* Work to complete: Set out the lines below as a Markdown table with two columns, Row and Line. Number each line in order, skip blank lines, and omit the picture.

* Stored rows:
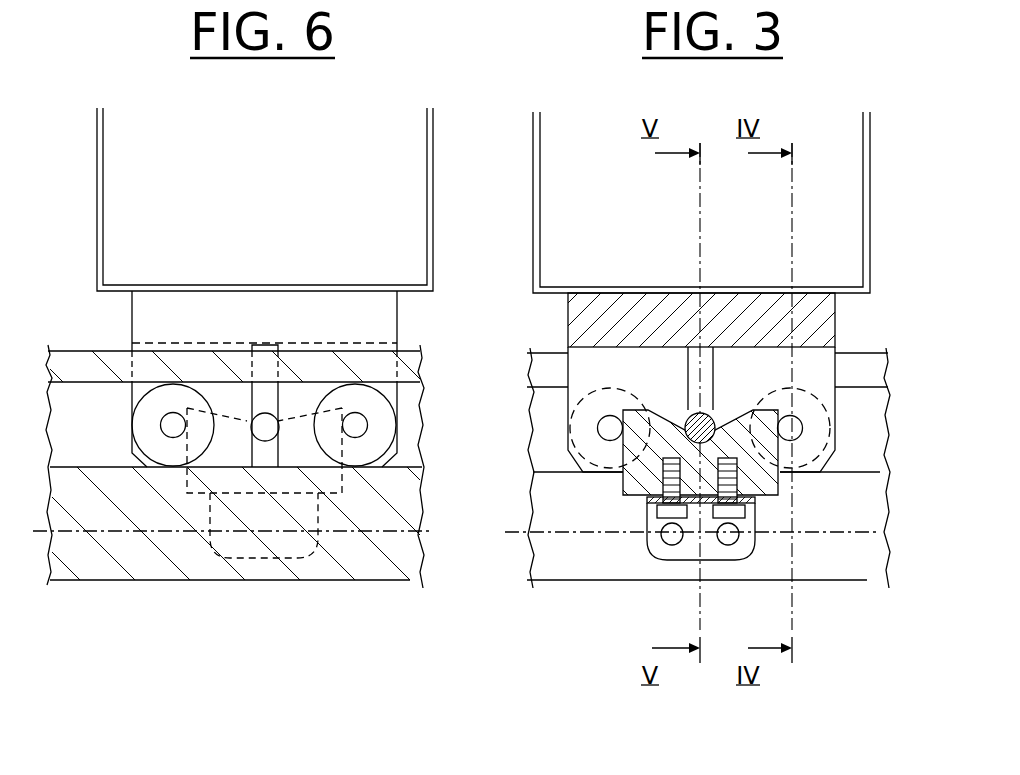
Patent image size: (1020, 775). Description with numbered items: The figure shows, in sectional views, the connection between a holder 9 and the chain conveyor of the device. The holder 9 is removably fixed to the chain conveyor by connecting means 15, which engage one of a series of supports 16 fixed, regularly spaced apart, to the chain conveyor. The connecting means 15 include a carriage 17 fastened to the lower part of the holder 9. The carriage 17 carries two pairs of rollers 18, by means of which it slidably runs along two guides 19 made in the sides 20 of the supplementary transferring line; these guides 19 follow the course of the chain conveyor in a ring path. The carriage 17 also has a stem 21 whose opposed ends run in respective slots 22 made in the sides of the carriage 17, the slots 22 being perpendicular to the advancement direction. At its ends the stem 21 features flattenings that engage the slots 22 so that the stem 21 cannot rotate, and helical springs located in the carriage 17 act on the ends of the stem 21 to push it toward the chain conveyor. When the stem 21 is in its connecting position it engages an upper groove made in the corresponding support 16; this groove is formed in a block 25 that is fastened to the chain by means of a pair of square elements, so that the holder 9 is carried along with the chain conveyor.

In FIG. 6, the holder 9 is at (98, 137).
In FIG. 3, the holder 9 is at (868, 172).
In FIG. 6, the connecting means 15 is at (112, 327).
In FIG. 3, the support 16 is at (636, 553).
In FIG. 6, the carriage 17 is at (383, 315).
In FIG. 3, the carriage 17 is at (748, 313).
In FIG. 6, the roller 18 is at (162, 450).
In FIG. 6, the guide 19 is at (96, 466).
In FIG. 3, the guide 19 is at (550, 470).
In FIG. 6, the side 20 is at (203, 565).
In FIG. 3, the stem 21 is at (712, 414).
In FIG. 6, the slot 22 is at (262, 453).
In FIG. 3, the slot 22 is at (693, 362).
In FIG. 3, the block 25 is at (625, 488).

* Exercise result:
| Row | Line |
|---|---|
| 1 | Patent image size: (1020, 775). Description with numbered items: The figure shows, in sectional views, the connection between a holder 9 and the chain conveyor of the device. The holder 9 is removably fixed to the chain conveyor by connecting means 15, which engage one of a series of supports 16 fixed, regularly spaced apart, to the chain conveyor. The connecting means 15 include a carriage 17 fastened to the lower part of the holder 9. The carriage 17 carries two pairs of rollers 18, by means of which it slidably runs along two guides 19 made in the sides 20 of the supplementary transferring line; these guides 19 follow the course of the chain conveyor in a ring path. The carriage 17 also has a stem 21 whose opposed ends run in respective slots 22 made in the sides of the carriage 17, the slots 22 being perpendicular to the advancement direction. At its ends the stem 21 features flattenings that engage the slots 22 so that the stem 21 cannot rotate, and helical springs located in the carriage 17 act on the ends of the stem 21 to push it toward the chain conveyor. When the stem 21 is in its connecting position it engages an upper groove made in the corresponding support 16; this groove is formed in a block 25 that is fastened to the chain by means of a pair of square elements, so that the holder 9 is carried along with the chain conveyor. |
| 2 | In FIG. 6, the holder 9 is at (98, 137). |
| 3 | In FIG. 3, the holder 9 is at (868, 172). |
| 4 | In FIG. 6, the connecting means 15 is at (112, 327). |
| 5 | In FIG. 3, the support 16 is at (636, 553). |
| 6 | In FIG. 6, the carriage 17 is at (383, 315). |
| 7 | In FIG. 3, the carriage 17 is at (748, 313). |
| 8 | In FIG. 6, the roller 18 is at (162, 450). |
| 9 | In FIG. 6, the guide 19 is at (96, 466). |
| 10 | In FIG. 3, the guide 19 is at (550, 470). |
| 11 | In FIG. 6, the side 20 is at (203, 565). |
| 12 | In FIG. 3, the stem 21 is at (712, 414). |
| 13 | In FIG. 6, the slot 22 is at (262, 453). |
| 14 | In FIG. 3, the slot 22 is at (693, 362). |
| 15 | In FIG. 3, the block 25 is at (625, 488). |